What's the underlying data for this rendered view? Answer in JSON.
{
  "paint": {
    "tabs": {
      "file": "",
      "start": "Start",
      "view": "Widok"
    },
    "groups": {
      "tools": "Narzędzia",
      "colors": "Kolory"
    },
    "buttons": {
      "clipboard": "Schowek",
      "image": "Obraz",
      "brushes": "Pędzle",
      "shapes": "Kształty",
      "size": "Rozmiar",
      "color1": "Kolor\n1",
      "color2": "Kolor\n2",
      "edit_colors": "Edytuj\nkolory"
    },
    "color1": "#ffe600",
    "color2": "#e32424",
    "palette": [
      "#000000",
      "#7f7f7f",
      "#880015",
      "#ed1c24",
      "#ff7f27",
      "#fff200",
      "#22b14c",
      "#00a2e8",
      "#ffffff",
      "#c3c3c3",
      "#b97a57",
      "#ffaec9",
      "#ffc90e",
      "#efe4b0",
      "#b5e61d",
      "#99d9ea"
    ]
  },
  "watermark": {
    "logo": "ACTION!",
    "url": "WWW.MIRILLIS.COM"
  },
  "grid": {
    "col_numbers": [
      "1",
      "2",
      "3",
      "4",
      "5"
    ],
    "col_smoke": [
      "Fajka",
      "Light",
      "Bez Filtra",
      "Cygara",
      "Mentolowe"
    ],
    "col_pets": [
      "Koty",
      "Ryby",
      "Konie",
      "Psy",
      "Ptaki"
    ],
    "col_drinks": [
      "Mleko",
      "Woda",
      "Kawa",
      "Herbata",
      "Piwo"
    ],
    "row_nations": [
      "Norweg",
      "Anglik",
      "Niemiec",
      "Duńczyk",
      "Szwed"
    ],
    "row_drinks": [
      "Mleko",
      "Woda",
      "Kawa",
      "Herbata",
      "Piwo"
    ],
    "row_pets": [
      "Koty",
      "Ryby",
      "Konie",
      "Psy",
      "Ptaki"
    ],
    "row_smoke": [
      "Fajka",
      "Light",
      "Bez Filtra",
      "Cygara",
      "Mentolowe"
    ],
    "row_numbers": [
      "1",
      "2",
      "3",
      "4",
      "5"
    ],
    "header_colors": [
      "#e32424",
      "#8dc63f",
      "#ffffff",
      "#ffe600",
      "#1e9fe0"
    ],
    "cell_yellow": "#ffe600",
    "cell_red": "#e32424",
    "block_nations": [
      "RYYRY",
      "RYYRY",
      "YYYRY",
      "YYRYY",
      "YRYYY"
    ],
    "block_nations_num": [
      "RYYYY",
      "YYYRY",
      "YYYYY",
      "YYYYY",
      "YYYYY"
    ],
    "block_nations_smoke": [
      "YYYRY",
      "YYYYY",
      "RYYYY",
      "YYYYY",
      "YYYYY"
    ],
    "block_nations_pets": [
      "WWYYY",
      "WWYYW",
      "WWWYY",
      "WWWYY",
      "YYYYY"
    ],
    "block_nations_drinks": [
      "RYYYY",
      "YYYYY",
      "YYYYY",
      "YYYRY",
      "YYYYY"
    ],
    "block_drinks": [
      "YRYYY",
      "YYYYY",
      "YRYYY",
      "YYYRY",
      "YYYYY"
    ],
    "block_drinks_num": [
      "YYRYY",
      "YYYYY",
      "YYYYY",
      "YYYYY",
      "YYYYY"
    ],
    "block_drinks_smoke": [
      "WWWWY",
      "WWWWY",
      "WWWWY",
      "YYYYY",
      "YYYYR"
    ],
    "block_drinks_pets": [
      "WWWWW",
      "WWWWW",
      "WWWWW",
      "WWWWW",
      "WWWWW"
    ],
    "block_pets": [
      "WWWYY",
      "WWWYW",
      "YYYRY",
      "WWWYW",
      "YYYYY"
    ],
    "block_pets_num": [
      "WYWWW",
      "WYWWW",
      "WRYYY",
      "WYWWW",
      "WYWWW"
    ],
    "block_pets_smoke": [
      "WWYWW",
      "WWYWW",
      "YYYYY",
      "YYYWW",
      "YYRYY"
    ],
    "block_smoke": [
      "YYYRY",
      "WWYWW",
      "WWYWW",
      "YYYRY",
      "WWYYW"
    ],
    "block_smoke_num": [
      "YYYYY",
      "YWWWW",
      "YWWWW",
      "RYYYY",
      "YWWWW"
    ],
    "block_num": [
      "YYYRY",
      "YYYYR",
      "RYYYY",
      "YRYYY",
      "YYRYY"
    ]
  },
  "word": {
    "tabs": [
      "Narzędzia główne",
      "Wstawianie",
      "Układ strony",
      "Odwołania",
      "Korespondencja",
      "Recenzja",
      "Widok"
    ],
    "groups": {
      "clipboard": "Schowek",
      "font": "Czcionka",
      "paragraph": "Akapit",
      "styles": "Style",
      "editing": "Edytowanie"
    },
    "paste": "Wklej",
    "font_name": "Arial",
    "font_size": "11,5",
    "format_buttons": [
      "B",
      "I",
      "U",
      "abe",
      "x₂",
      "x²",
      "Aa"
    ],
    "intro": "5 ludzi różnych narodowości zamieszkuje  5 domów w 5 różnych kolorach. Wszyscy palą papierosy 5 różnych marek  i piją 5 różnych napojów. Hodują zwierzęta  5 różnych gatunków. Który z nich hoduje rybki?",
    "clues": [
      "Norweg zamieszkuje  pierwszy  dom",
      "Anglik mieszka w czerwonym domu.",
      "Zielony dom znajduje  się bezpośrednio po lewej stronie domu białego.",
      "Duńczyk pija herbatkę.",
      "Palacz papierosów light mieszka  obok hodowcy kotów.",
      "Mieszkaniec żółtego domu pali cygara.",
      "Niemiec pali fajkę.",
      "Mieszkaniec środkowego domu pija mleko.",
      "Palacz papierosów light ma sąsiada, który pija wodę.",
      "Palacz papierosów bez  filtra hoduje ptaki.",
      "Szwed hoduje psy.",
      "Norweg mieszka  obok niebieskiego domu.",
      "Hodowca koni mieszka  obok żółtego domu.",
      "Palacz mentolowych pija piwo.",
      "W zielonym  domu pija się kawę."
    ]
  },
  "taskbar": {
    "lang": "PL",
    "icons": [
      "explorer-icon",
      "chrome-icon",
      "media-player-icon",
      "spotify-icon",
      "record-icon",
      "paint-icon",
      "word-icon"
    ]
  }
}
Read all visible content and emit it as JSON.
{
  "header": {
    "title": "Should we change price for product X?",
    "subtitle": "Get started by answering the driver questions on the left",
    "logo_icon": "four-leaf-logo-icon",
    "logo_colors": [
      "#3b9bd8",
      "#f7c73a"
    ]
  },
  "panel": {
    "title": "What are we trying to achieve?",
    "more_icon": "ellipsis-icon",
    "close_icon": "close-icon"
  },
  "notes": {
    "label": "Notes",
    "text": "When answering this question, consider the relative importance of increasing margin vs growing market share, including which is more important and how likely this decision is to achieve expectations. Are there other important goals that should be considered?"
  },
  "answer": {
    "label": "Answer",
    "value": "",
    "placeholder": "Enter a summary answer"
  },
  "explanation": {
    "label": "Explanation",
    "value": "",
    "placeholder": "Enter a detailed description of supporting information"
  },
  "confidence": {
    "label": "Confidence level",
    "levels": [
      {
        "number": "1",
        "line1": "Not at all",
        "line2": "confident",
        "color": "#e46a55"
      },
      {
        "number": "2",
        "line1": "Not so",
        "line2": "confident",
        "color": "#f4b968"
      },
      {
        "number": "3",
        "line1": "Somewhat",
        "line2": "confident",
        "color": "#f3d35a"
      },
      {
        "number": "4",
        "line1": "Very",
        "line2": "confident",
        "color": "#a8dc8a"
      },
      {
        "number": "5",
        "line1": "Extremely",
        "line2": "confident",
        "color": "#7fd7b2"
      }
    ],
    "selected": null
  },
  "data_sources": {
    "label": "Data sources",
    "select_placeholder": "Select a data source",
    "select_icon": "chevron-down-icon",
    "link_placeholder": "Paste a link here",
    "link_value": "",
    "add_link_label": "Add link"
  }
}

#### Task details
Copy every line that includes the string "pali" from the material above.

#### The response
      "Mieszkaniec żółtego domu pali cygara.",
      "Niemiec pali fajkę.",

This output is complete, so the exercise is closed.